Stored entries:
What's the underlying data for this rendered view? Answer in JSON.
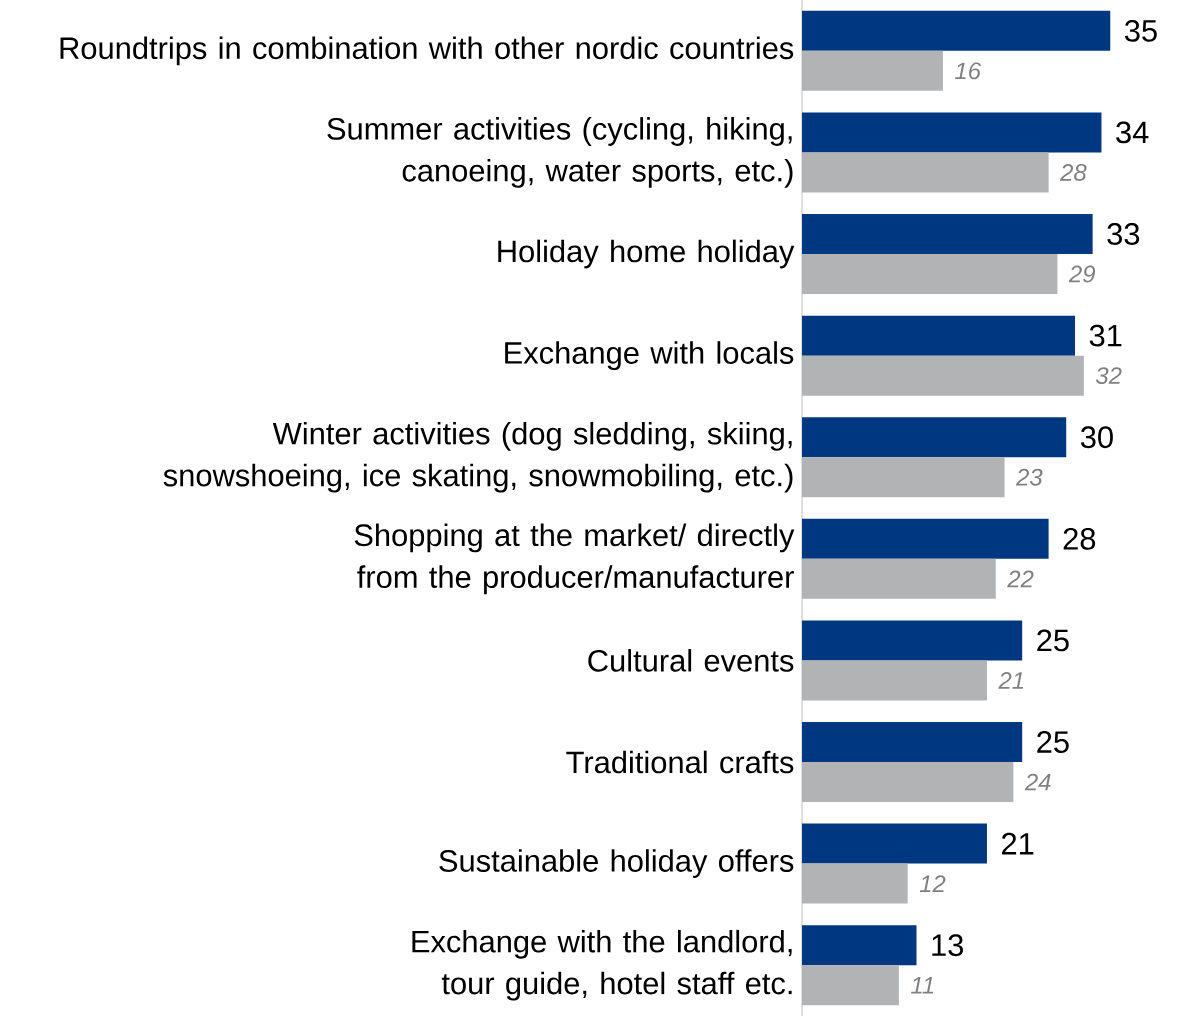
{
  "chart_data": {
    "type": "bar",
    "orientation": "horizontal",
    "data_labels": true,
    "categories": [
      "Roundtrips in combination with other nordic countries",
      "Summer activities (cycling, hiking, canoeing, water sports, etc.)",
      "Holiday home holiday",
      "Exchange with locals",
      "Winter activities (dog sledding, skiing, snowshoeing, ice skating, snowmobiling, etc.)",
      "Shopping at the market/ directly from the producer/manufacturer",
      "Cultural events",
      "Traditional crafts",
      "Sustainable holiday offers",
      "Exchange with the landlord, tour guide, hotel staff etc."
    ],
    "series": [
      {
        "color": "#003781",
        "values": [
          35,
          34,
          33,
          31,
          30,
          28,
          25,
          25,
          21,
          13
        ]
      },
      {
        "color": "#b2b3b5",
        "values": [
          16,
          28,
          29,
          32,
          23,
          22,
          21,
          24,
          12,
          11
        ]
      }
    ]
  }
}
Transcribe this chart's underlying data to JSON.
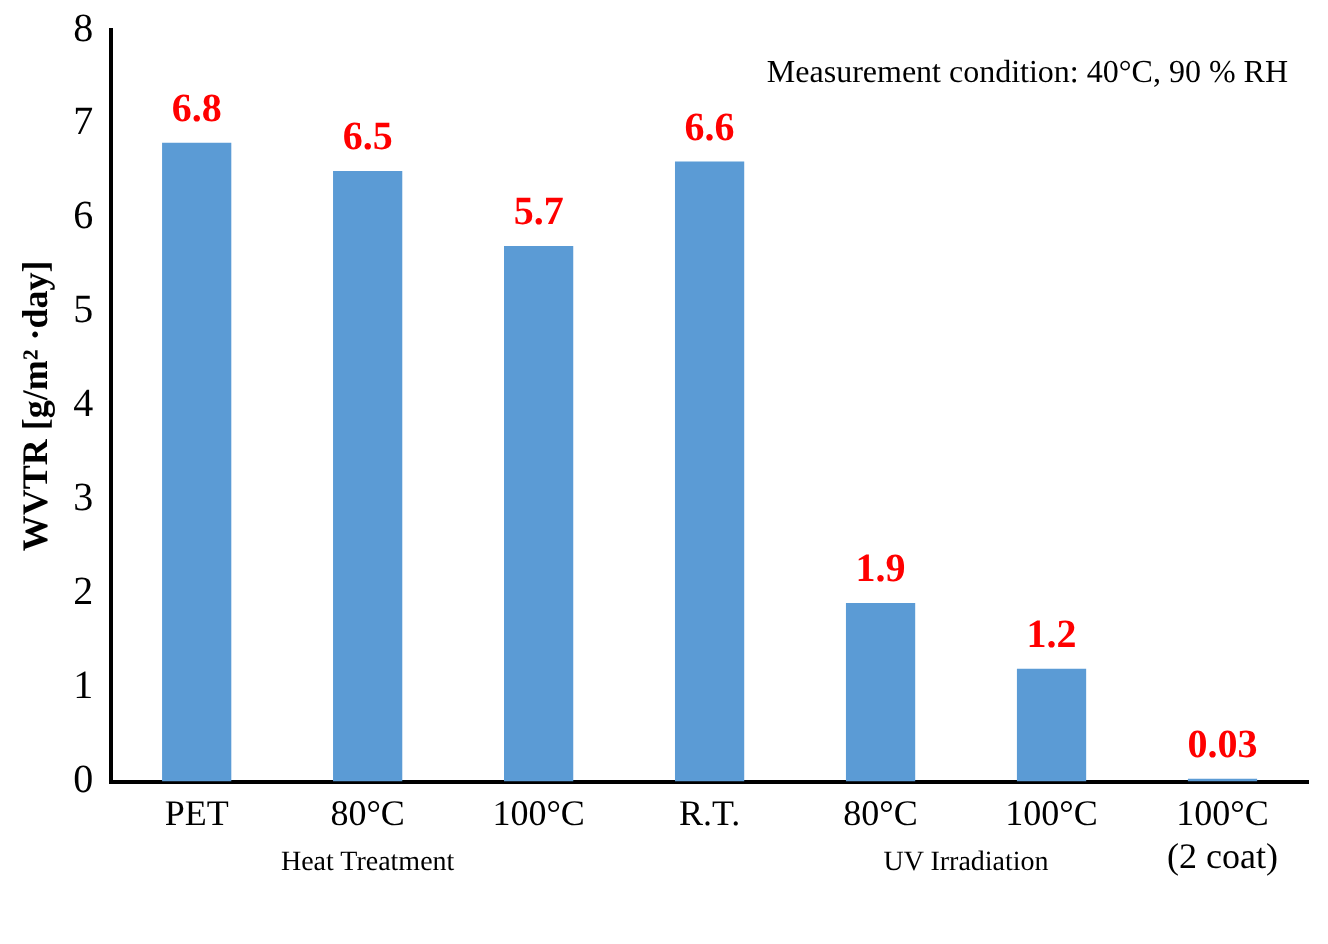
{
  "chart_data": {
    "type": "bar",
    "ylabel": "WVTR [g/m² ·day]",
    "categories": [
      "PET",
      "80°C",
      "100°C",
      "R.T.",
      "80°C",
      "100°C",
      "100°C\n(2 coat)"
    ],
    "values": [
      6.8,
      6.5,
      5.7,
      6.6,
      1.9,
      1.2,
      0.03
    ],
    "color": "#5b9bd5",
    "ylim": [
      0,
      8
    ],
    "yticks": [
      0,
      1,
      2,
      3,
      4,
      5,
      6,
      7,
      8
    ],
    "grid": false,
    "legend": false,
    "data_labels": true,
    "annotations": [
      "Measurement condition: 40°C, 90 % RH",
      "Heat Treatment",
      "UV Irradiation"
    ]
  }
}
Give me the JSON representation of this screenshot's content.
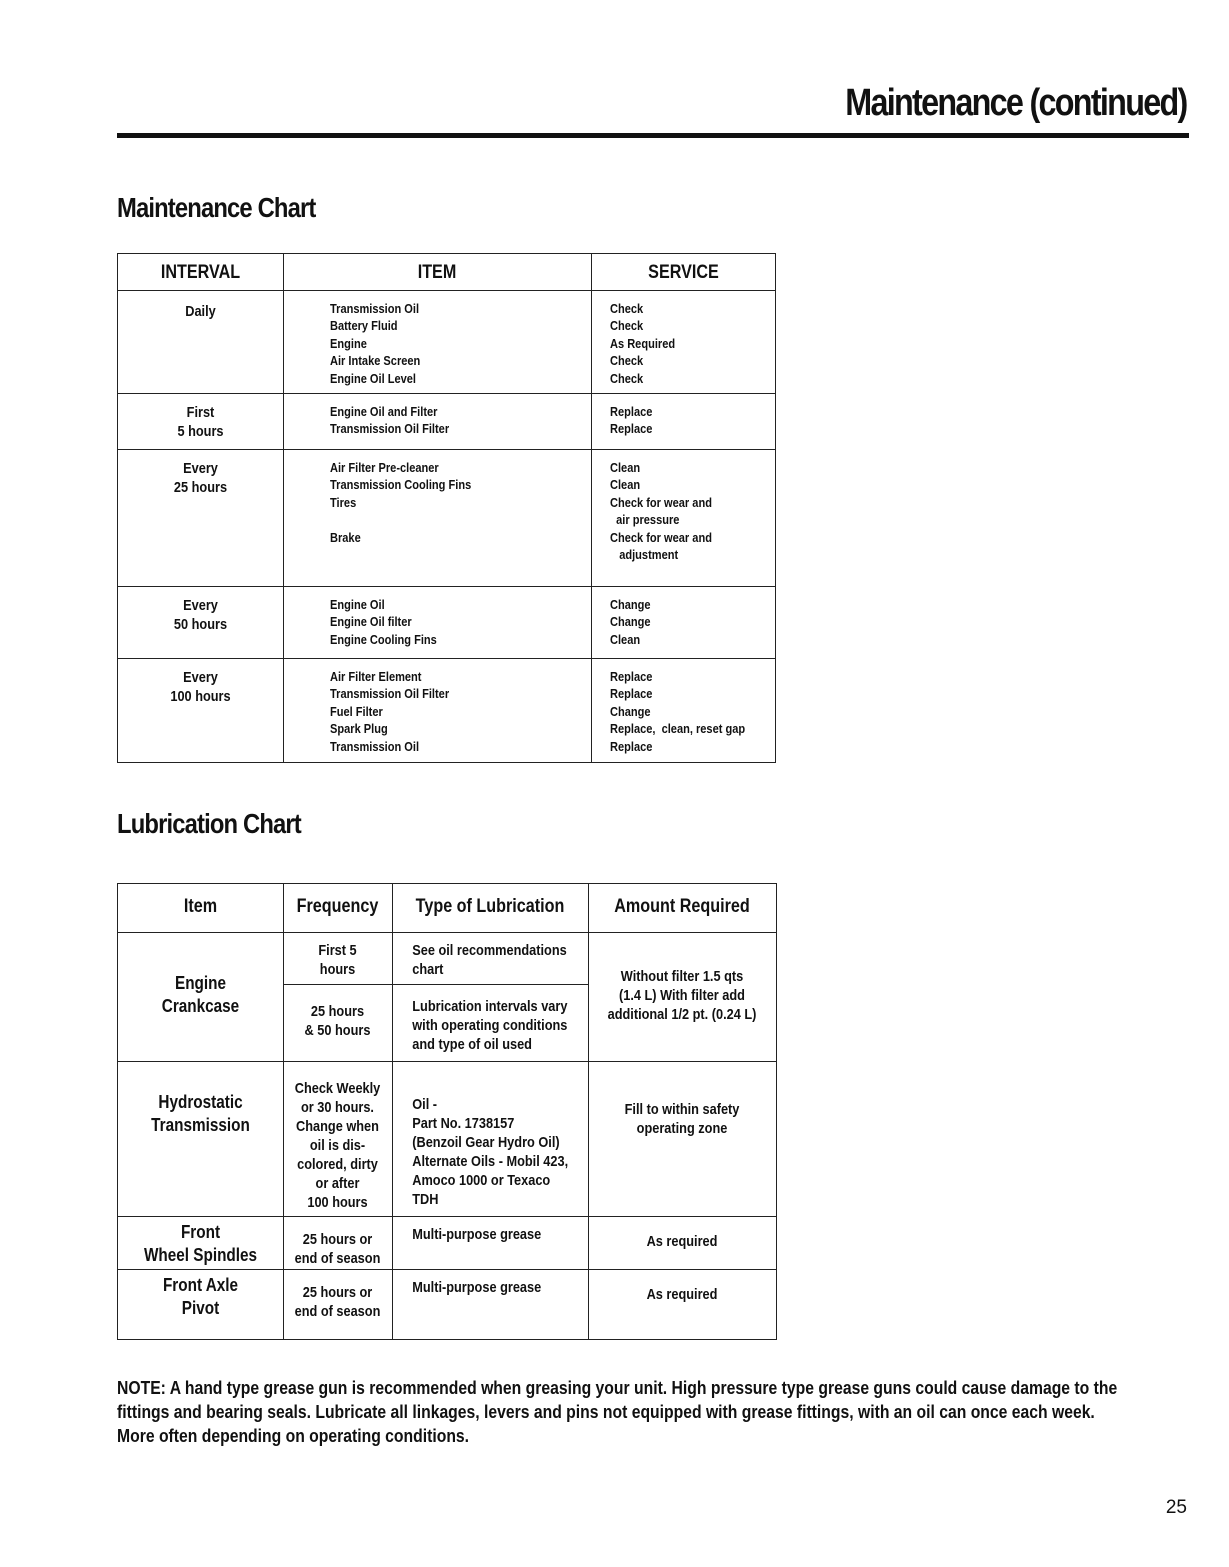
{
  "header": {
    "title": "Maintenance (continued)"
  },
  "maintenance": {
    "title": "Maintenance Chart",
    "columns": [
      "INTERVAL",
      "ITEM",
      "SERVICE"
    ],
    "rows": [
      {
        "interval": [
          "Daily"
        ],
        "items": [
          "Transmission Oil",
          "Battery Fluid",
          "Engine",
          "Air Intake Screen",
          "Engine Oil Level"
        ],
        "services": [
          "Check",
          "Check",
          "As Required",
          "Check",
          "Check"
        ]
      },
      {
        "interval": [
          "First",
          "5 hours"
        ],
        "items": [
          "Engine Oil and Filter",
          "Transmission Oil Filter"
        ],
        "services": [
          "Replace",
          "Replace"
        ]
      },
      {
        "interval": [
          "Every",
          "25 hours"
        ],
        "items": [
          "Air Filter Pre-cleaner",
          "Transmission Cooling Fins",
          "Tires",
          "",
          "Brake"
        ],
        "services": [
          "Clean",
          "Clean",
          "Check for wear and",
          "  air pressure",
          "Check for wear and",
          "   adjustment"
        ]
      },
      {
        "interval": [
          "Every",
          "50 hours"
        ],
        "items": [
          "Engine Oil",
          "Engine Oil filter",
          "Engine Cooling Fins"
        ],
        "services": [
          "Change",
          "Change",
          "Clean"
        ]
      },
      {
        "interval": [
          "Every",
          "100 hours"
        ],
        "items": [
          "Air Filter Element",
          "Transmission Oil Filter",
          "Fuel Filter",
          "Spark Plug",
          "Transmission Oil"
        ],
        "services": [
          "Replace",
          "Replace",
          "Change",
          "Replace,  clean, reset gap",
          "Replace"
        ]
      }
    ]
  },
  "lubrication": {
    "title": "Lubrication Chart",
    "columns": [
      "Item",
      "Frequency",
      "Type of Lubrication",
      "Amount Required"
    ],
    "engine": {
      "item": [
        "Engine",
        "Crankcase"
      ],
      "freq1": [
        "First 5",
        "hours"
      ],
      "type1": [
        "See oil recommendations",
        " chart"
      ],
      "freq2": [
        "25 hours",
        "& 50 hours"
      ],
      "type2": [
        "Lubrication intervals vary",
        "with operating conditions",
        "and type of oil used"
      ],
      "amount": [
        "Without filter 1.5 qts",
        "(1.4 L) With filter add",
        "additional 1/2 pt. (0.24 L)"
      ]
    },
    "hydro": {
      "item": [
        "Hydrostatic",
        "Transmission"
      ],
      "freq": [
        "Check Weekly",
        "or 30 hours.",
        "Change when",
        "oil is dis-",
        "colored, dirty",
        "or after",
        "100 hours"
      ],
      "type": [
        "Oil  -",
        "Part No. 1738157",
        "(Benzoil Gear Hydro Oil)",
        "Alternate Oils - Mobil 423,",
        "Amoco 1000 or Texaco TDH"
      ],
      "amount": [
        "Fill to within safety",
        "operating zone"
      ]
    },
    "spindles": {
      "item": [
        "Front",
        "Wheel Spindles"
      ],
      "freq": [
        "25 hours or",
        "end of season"
      ],
      "type": [
        "Multi-purpose grease"
      ],
      "amount": [
        "As required"
      ]
    },
    "axle": {
      "item": [
        "Front Axle",
        "Pivot"
      ],
      "freq": [
        "25 hours or",
        "end of season"
      ],
      "type": [
        "Multi-purpose grease"
      ],
      "amount": [
        "As required"
      ]
    }
  },
  "note": "NOTE:  A hand type grease gun is recommended when greasing your unit.  High pressure type grease guns could cause damage to the fittings and bearing seals.  Lubricate all linkages, levers and pins not equipped with grease fittings, with an oil can once each week.  More often depending on operating conditions.",
  "page_number": "25"
}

STATED PROBLEM
Which lines include the word "Transmission"? Copy every one of them.

FULL SOLUTION
          "Transmission Oil",
          "Transmission Oil Filter"
          "Transmission Cooling Fins",
          "Transmission Oil Filter",
          "Transmission Oil"
        "Transmission"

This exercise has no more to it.